Challenge
Write the material out again, line by line, exactly as it is.
= = = =
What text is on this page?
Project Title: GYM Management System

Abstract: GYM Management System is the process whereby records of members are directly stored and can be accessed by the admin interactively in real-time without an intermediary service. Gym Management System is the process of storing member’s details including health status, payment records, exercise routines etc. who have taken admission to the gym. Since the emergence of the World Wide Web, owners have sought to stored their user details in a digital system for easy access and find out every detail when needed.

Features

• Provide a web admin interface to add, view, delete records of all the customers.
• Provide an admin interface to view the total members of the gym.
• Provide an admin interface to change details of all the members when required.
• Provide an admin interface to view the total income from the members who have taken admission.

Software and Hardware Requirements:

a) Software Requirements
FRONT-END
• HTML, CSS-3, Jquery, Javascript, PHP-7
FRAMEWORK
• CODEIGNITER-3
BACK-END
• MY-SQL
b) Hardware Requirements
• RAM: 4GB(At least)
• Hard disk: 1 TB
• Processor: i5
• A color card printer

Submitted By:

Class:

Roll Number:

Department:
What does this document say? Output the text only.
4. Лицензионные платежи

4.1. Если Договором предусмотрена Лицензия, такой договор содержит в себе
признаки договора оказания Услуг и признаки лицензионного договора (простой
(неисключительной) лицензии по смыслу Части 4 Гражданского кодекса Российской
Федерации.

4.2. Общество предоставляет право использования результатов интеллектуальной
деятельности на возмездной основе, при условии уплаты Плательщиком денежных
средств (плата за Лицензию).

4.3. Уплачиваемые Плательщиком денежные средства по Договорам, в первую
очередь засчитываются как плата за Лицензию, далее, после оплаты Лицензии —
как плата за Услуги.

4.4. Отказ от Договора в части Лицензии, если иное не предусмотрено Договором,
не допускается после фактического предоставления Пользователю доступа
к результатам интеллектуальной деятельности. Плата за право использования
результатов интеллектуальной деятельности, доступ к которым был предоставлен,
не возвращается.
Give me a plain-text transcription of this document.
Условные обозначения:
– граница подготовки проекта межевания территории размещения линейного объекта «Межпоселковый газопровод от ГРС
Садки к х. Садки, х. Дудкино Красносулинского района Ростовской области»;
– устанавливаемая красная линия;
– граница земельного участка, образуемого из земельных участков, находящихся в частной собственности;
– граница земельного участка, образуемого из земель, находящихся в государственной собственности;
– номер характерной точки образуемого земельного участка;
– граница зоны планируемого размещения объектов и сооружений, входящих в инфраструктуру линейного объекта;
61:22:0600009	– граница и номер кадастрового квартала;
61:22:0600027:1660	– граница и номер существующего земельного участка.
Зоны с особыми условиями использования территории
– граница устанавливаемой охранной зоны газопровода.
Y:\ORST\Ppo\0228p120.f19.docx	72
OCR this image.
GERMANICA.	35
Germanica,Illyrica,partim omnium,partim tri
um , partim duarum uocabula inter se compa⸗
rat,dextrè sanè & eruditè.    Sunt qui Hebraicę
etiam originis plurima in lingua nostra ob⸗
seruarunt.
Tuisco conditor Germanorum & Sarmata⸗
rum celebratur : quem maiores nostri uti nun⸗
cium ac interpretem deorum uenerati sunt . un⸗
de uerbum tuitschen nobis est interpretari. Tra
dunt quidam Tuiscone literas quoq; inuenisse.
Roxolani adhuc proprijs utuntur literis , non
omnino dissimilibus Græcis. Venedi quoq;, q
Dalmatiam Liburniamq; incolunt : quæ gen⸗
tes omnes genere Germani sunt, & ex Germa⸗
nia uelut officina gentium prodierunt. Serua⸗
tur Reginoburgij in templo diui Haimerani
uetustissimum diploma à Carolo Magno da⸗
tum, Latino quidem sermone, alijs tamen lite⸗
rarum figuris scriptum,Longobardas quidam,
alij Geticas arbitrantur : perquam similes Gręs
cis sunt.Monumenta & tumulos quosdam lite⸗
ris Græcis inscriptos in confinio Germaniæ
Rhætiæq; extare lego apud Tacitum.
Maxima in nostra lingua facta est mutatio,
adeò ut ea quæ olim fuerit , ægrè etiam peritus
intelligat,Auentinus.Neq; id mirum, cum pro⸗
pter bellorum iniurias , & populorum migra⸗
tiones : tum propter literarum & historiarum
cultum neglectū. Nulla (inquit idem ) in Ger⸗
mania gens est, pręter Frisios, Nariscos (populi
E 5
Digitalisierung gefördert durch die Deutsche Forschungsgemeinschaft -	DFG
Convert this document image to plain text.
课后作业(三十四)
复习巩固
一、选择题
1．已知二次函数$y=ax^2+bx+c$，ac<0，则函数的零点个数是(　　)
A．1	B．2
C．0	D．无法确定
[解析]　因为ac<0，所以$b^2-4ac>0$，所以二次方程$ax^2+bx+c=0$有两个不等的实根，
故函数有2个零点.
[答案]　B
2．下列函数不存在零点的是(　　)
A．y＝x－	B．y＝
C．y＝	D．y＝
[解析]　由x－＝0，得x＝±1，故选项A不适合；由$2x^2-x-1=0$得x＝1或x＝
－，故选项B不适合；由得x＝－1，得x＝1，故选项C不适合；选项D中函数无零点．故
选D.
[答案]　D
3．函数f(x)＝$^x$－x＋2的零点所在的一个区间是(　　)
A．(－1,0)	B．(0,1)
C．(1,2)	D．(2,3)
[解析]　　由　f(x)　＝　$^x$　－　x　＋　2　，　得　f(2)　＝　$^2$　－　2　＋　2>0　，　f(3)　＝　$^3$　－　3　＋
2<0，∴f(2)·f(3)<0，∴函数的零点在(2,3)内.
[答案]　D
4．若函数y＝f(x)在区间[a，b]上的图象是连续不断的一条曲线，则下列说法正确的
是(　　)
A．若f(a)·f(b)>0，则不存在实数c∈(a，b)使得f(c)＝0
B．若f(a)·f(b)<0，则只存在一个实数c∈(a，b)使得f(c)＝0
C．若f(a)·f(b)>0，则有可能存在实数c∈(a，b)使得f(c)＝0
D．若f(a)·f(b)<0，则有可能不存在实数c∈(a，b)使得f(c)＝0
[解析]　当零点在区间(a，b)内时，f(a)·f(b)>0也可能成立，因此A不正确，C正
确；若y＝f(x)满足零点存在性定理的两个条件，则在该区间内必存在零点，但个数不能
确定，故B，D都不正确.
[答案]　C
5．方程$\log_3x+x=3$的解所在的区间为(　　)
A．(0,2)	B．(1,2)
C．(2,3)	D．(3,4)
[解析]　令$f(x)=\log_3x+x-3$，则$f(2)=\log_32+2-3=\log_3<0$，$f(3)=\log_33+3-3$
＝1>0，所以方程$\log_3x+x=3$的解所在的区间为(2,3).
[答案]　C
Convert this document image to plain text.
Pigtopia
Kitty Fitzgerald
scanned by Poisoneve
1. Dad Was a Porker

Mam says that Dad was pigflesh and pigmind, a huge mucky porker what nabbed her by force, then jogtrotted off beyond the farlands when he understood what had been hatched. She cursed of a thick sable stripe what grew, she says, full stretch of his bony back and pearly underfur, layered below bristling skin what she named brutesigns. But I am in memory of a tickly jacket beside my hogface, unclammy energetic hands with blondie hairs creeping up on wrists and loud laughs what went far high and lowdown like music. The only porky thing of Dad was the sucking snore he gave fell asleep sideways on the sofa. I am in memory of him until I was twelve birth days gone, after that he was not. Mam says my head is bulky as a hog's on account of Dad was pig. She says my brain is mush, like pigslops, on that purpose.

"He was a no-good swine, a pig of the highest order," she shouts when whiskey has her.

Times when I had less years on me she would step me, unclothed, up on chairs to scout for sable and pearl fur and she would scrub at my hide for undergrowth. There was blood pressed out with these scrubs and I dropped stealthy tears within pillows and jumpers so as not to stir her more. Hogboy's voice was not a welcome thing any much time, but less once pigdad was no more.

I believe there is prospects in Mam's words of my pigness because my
= = = =
Final result
What text is on this page?
Project Title: GYM Management System

Abstract: GYM Management System is the process whereby records of members are directly stored and can be accessed by the admin interactively in real-time without an intermediary service. Gym Management System is the process of storing member’s details including health status, payment records, exercise routines etc. who have taken admission to the gym. Since the emergence of the World Wide Web, owners have sought to stored their user details in a digital system for easy access and find out every detail when needed.

Features

• Provide a web admin interface to add, view, delete records of all the customers.
• Provide an admin interface to view the total members of the gym.
• Provide an admin interface to change details of all the members when required.
• Provide an admin interface to view the total income from the members who have taken admission.

Software and Hardware Requirements:

a) Software Requirements
FRONT-END
• HTML, CSS-3, Jquery, Javascript, PHP-7
FRAMEWORK
• CODEIGNITER-3
BACK-END
• MY-SQL
b) Hardware Requirements
• RAM: 4GB(At least)
• Hard disk: 1 TB
• Processor: i5
• A color card printer

Submitted By:

Class:

Roll Number:

Department:
What does this document say? Output the text only.
4. Лицензионные платежи

4.1. Если Договором предусмотрена Лицензия, такой договор содержит в себе
признаки договора оказания Услуг и признаки лицензионного договора (простой
(неисключительной) лицензии по смыслу Части 4 Гражданского кодекса Российской
Федерации.

4.2. Общество предоставляет право использования результатов интеллектуальной
деятельности на возмездной основе, при условии уплаты Плательщиком денежных
средств (плата за Лицензию).

4.3. Уплачиваемые Плательщиком денежные средства по Договорам, в первую
очередь засчитываются как плата за Лицензию, далее, после оплаты Лицензии —
как плата за Услуги.

4.4. Отказ от Договора в части Лицензии, если иное не предусмотрено Договором,
не допускается после фактического предоставления Пользователю доступа
к результатам интеллектуальной деятельности. Плата за право использования
результатов интеллектуальной деятельности, доступ к которым был предоставлен,
не возвращается.
Give me a plain-text transcription of this document.
Условные обозначения:
– граница подготовки проекта межевания территории размещения линейного объекта «Межпоселковый газопровод от ГРС
Садки к х. Садки, х. Дудкино Красносулинского района Ростовской области»;
– устанавливаемая красная линия;
– граница земельного участка, образуемого из земельных участков, находящихся в частной собственности;
– граница земельного участка, образуемого из земель, находящихся в государственной собственности;
– номер характерной точки образуемого земельного участка;
– граница зоны планируемого размещения объектов и сооружений, входящих в инфраструктуру линейного объекта;
61:22:0600009	– граница и номер кадастрового квартала;
61:22:0600027:1660	– граница и номер существующего земельного участка.
Зоны с особыми условиями использования территории
– граница устанавливаемой охранной зоны газопровода.
Y:\ORST\Ppo\0228p120.f19.docx	72
OCR this image.
GERMANICA.	35
Germanica,Illyrica,partim omnium,partim tri
um , partim duarum uocabula inter se compa⸗
rat,dextrè sanè & eruditè.    Sunt qui Hebraicę
etiam originis plurima in lingua nostra ob⸗
seruarunt.
Tuisco conditor Germanorum & Sarmata⸗
rum celebratur : quem maiores nostri uti nun⸗
cium ac interpretem deorum uenerati sunt . un⸗
de uerbum tuitschen nobis est interpretari. Tra
dunt quidam Tuiscone literas quoq; inuenisse.
Roxolani adhuc proprijs utuntur literis , non
omnino dissimilibus Græcis. Venedi quoq;, q
Dalmatiam Liburniamq; incolunt : quæ gen⸗
tes omnes genere Germani sunt, & ex Germa⸗
nia uelut officina gentium prodierunt. Serua⸗
tur Reginoburgij in templo diui Haimerani
uetustissimum diploma à Carolo Magno da⸗
tum, Latino quidem sermone, alijs tamen lite⸗
rarum figuris scriptum,Longobardas quidam,
alij Geticas arbitrantur : perquam similes Gręs
cis sunt.Monumenta & tumulos quosdam lite⸗
ris Græcis inscriptos in confinio Germaniæ
Rhætiæq; extare lego apud Tacitum.
Maxima in nostra lingua facta est mutatio,
adeò ut ea quæ olim fuerit , ægrè etiam peritus
intelligat,Auentinus.Neq; id mirum, cum pro⸗
pter bellorum iniurias , & populorum migra⸗
tiones : tum propter literarum & historiarum
cultum neglectū. Nulla (inquit idem ) in Ger⸗
mania gens est, pręter Frisios, Nariscos (populi
E 5
Digitalisierung gefördert durch die Deutsche Forschungsgemeinschaft -	DFG
Convert this document image to plain text.
课后作业(三十四)
复习巩固
一、选择题
1．已知二次函数$y=ax^2+bx+c$，ac<0，则函数的零点个数是(　　)
A．1	B．2
C．0	D．无法确定
[解析]　因为ac<0，所以$b^2-4ac>0$，所以二次方程$ax^2+bx+c=0$有两个不等的实根，
故函数有2个零点.
[答案]　B
2．下列函数不存在零点的是(　　)
A．y＝x－	B．y＝
C．y＝	D．y＝
[解析]　由x－＝0，得x＝±1，故选项A不适合；由$2x^2-x-1=0$得x＝1或x＝
－，故选项B不适合；由得x＝－1，得x＝1，故选项C不适合；选项D中函数无零点．故
选D.
[答案]　D
3．函数f(x)＝$^x$－x＋2的零点所在的一个区间是(　　)
A．(－1,0)	B．(0,1)
C．(1,2)	D．(2,3)
[解析]　　由　f(x)　＝　$^x$　－　x　＋　2　，　得　f(2)　＝　$^2$　－　2　＋　2>0　，　f(3)　＝　$^3$　－　3　＋
2<0，∴f(2)·f(3)<0，∴函数的零点在(2,3)内.
[答案]　D
4．若函数y＝f(x)在区间[a，b]上的图象是连续不断的一条曲线，则下列说法正确的
是(　　)
A．若f(a)·f(b)>0，则不存在实数c∈(a，b)使得f(c)＝0
B．若f(a)·f(b)<0，则只存在一个实数c∈(a，b)使得f(c)＝0
C．若f(a)·f(b)>0，则有可能存在实数c∈(a，b)使得f(c)＝0
D．若f(a)·f(b)<0，则有可能不存在实数c∈(a，b)使得f(c)＝0
[解析]　当零点在区间(a，b)内时，f(a)·f(b)>0也可能成立，因此A不正确，C正
确；若y＝f(x)满足零点存在性定理的两个条件，则在该区间内必存在零点，但个数不能
确定，故B，D都不正确.
[答案]　C
5．方程$\log_3x+x=3$的解所在的区间为(　　)
A．(0,2)	B．(1,2)
C．(2,3)	D．(3,4)
[解析]　令$f(x)=\log_3x+x-3$，则$f(2)=\log_32+2-3=\log_3<0$，$f(3)=\log_33+3-3$
＝1>0，所以方程$\log_3x+x=3$的解所在的区间为(2,3).
[答案]　C
Convert this document image to plain text.
Pigtopia
Kitty Fitzgerald
scanned by Poisoneve
1. Dad Was a Porker

Mam says that Dad was pigflesh and pigmind, a huge mucky porker what nabbed her by force, then jogtrotted off beyond the farlands when he understood what had been hatched. She cursed of a thick sable stripe what grew, she says, full stretch of his bony back and pearly underfur, layered below bristling skin what she named brutesigns. But I am in memory of a tickly jacket beside my hogface, unclammy energetic hands with blondie hairs creeping up on wrists and loud laughs what went far high and lowdown like music. The only porky thing of Dad was the sucking snore he gave fell asleep sideways on the sofa. I am in memory of him until I was twelve birth days gone, after that he was not. Mam says my head is bulky as a hog's on account of Dad was pig. She says my brain is mush, like pigslops, on that purpose.

"He was a no-good swine, a pig of the highest order," she shouts when whiskey has her.

Times when I had less years on me she would step me, unclothed, up on chairs to scout for sable and pearl fur and she would scrub at my hide for undergrowth. There was blood pressed out with these scrubs and I dropped stealthy tears within pillows and jumpers so as not to stir her more. Hogboy's voice was not a welcome thing any much time, but less once pigdad was no more.

I believe there is prospects in Mam's words of my pigness because my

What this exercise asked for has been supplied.